◆ SUPPLIED MATERIAL:
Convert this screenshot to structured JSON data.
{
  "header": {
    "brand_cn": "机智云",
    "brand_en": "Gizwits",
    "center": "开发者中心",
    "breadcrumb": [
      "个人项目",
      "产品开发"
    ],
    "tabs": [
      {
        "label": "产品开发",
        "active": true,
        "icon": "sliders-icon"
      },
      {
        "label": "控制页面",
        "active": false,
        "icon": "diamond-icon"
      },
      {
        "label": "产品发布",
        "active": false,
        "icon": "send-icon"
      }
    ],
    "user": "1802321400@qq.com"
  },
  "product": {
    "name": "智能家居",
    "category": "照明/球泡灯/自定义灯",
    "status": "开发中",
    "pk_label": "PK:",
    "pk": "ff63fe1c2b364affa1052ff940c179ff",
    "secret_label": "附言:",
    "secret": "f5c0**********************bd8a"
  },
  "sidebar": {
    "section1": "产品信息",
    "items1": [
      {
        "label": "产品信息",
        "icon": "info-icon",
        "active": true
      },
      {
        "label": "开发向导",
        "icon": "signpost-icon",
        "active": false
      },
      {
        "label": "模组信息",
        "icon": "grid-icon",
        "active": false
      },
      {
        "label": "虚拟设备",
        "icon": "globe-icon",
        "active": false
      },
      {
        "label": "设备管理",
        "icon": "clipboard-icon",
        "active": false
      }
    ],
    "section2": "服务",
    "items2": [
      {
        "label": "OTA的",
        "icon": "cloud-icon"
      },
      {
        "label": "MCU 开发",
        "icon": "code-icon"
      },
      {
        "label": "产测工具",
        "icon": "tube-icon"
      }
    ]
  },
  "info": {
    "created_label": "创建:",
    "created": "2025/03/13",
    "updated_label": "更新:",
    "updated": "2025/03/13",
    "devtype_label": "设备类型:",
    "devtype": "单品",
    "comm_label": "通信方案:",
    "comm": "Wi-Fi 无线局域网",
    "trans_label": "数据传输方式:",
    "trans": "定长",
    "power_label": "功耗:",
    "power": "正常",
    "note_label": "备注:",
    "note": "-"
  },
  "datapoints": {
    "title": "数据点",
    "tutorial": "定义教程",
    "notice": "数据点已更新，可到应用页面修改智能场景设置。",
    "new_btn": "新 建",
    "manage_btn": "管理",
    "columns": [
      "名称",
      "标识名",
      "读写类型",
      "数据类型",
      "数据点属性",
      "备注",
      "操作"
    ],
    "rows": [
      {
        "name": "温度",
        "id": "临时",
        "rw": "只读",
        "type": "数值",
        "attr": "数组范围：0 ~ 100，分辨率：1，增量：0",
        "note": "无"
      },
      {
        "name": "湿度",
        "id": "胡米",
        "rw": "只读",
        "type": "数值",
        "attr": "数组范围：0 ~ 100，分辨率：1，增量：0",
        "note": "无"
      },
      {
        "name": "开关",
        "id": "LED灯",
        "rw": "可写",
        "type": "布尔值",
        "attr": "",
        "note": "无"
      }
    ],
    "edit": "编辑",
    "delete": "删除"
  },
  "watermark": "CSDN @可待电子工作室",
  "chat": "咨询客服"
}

◆ WHAT IS EXPECTED:
In the entries above, find each line with the word "icon" and copy it.

◆ ANSWER BELOW:
        "icon": "sliders-icon"
        "icon": "diamond-icon"
        "icon": "send-icon"
        "icon": "info-icon",
        "icon": "signpost-icon",
        "icon": "grid-icon",
        "icon": "globe-icon",
        "icon": "clipboard-icon",
        "icon": "cloud-icon"
        "icon": "code-icon"
        "icon": "tube-icon"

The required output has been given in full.